(Stored items from a collection)
★ ★ ★

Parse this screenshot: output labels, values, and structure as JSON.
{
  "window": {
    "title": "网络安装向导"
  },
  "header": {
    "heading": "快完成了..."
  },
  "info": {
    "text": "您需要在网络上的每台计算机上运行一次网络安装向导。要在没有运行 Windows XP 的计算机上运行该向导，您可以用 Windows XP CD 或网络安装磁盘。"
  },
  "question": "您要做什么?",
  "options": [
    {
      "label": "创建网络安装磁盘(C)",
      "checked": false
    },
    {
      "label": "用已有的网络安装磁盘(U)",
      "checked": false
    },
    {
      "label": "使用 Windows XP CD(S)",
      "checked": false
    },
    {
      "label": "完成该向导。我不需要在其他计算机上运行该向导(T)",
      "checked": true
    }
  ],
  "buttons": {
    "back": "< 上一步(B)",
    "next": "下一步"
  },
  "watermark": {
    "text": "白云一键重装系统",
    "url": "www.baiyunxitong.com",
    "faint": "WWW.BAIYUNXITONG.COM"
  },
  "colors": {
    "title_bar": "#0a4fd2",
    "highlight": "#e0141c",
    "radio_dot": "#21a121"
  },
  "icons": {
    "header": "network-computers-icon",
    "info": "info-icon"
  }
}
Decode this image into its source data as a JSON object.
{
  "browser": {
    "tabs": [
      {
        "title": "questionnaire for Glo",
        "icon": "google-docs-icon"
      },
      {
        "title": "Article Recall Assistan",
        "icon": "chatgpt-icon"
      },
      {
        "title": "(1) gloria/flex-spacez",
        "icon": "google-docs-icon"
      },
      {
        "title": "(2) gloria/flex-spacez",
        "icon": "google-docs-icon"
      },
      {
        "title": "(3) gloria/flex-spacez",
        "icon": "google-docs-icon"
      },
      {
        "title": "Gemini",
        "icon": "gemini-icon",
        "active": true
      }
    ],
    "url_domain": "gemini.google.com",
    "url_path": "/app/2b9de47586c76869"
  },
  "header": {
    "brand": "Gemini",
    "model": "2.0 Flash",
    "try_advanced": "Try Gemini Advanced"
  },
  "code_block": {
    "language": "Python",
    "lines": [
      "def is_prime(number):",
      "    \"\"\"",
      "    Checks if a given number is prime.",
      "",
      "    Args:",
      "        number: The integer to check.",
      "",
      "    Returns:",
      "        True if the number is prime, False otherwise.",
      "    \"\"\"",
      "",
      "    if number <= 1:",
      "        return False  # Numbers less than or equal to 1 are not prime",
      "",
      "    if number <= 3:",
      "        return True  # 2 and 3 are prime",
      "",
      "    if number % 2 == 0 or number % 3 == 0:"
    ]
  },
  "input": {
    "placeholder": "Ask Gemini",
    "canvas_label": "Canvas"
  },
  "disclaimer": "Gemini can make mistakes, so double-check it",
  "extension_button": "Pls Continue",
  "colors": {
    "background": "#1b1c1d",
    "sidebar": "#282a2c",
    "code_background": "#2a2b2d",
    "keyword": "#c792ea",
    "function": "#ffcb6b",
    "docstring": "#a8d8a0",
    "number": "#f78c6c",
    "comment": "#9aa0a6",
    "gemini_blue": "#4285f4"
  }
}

★ ★ ★

■ DIRECTIONS FOR THIS TASK ■
Which lines of the data above contain "JSON"? Copy each one.

■ THE REPLY ■
Parse this screenshot: output labels, values, and structure as JSON.
Decode this image into its source data as a JSON object.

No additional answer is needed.